## YOUR GOAL
Go through the data below and copy it exactly, skipping every picture.

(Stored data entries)
# # # # #
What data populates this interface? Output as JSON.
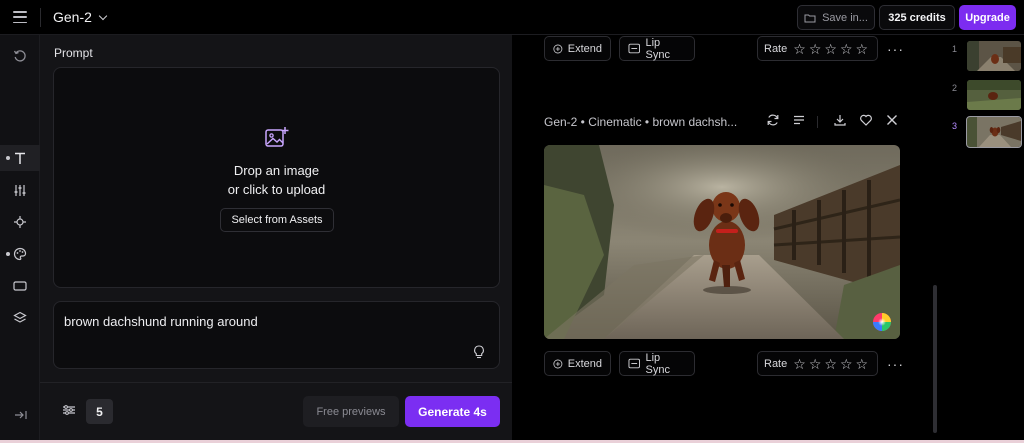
{
  "header": {
    "model": "Gen-2",
    "save_label": "Save in...",
    "credits_label": "325 credits",
    "upgrade_label": "Upgrade"
  },
  "prompt": {
    "label": "Prompt",
    "drop_line1": "Drop an image",
    "drop_line2": "or click to upload",
    "assets_button": "Select from Assets",
    "text": "brown dachshund running around"
  },
  "footer": {
    "count": "5",
    "free_previews": "Free previews",
    "generate": "Generate 4s"
  },
  "output": {
    "extend_label": "Extend",
    "lipsync_label": "Lip Sync",
    "rate_label": "Rate",
    "more_label": "···",
    "generation_title": "Gen-2 • Cinematic • brown dachsh..."
  },
  "thumbnails": [
    {
      "num": "1"
    },
    {
      "num": "2"
    },
    {
      "num": "3"
    }
  ],
  "colors": {
    "accent": "#7b2ef2",
    "background": "#000000",
    "panel": "#141417"
  }
}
# # # # #
## ANSWER TO THE TASK
What data populates this interface? Output as JSON.
{
  "header": {
    "model": "Gen-2",
    "save_label": "Save in...",
    "credits_label": "325 credits",
    "upgrade_label": "Upgrade"
  },
  "prompt": {
    "label": "Prompt",
    "drop_line1": "Drop an image",
    "drop_line2": "or click to upload",
    "assets_button": "Select from Assets",
    "text": "brown dachshund running around"
  },
  "footer": {
    "count": "5",
    "free_previews": "Free previews",
    "generate": "Generate 4s"
  },
  "output": {
    "extend_label": "Extend",
    "lipsync_label": "Lip Sync",
    "rate_label": "Rate",
    "more_label": "···",
    "generation_title": "Gen-2 • Cinematic • brown dachsh..."
  },
  "thumbnails": [
    {
      "num": "1"
    },
    {
      "num": "2"
    },
    {
      "num": "3"
    }
  ],
  "colors": {
    "accent": "#7b2ef2",
    "background": "#000000",
    "panel": "#141417"
  }
}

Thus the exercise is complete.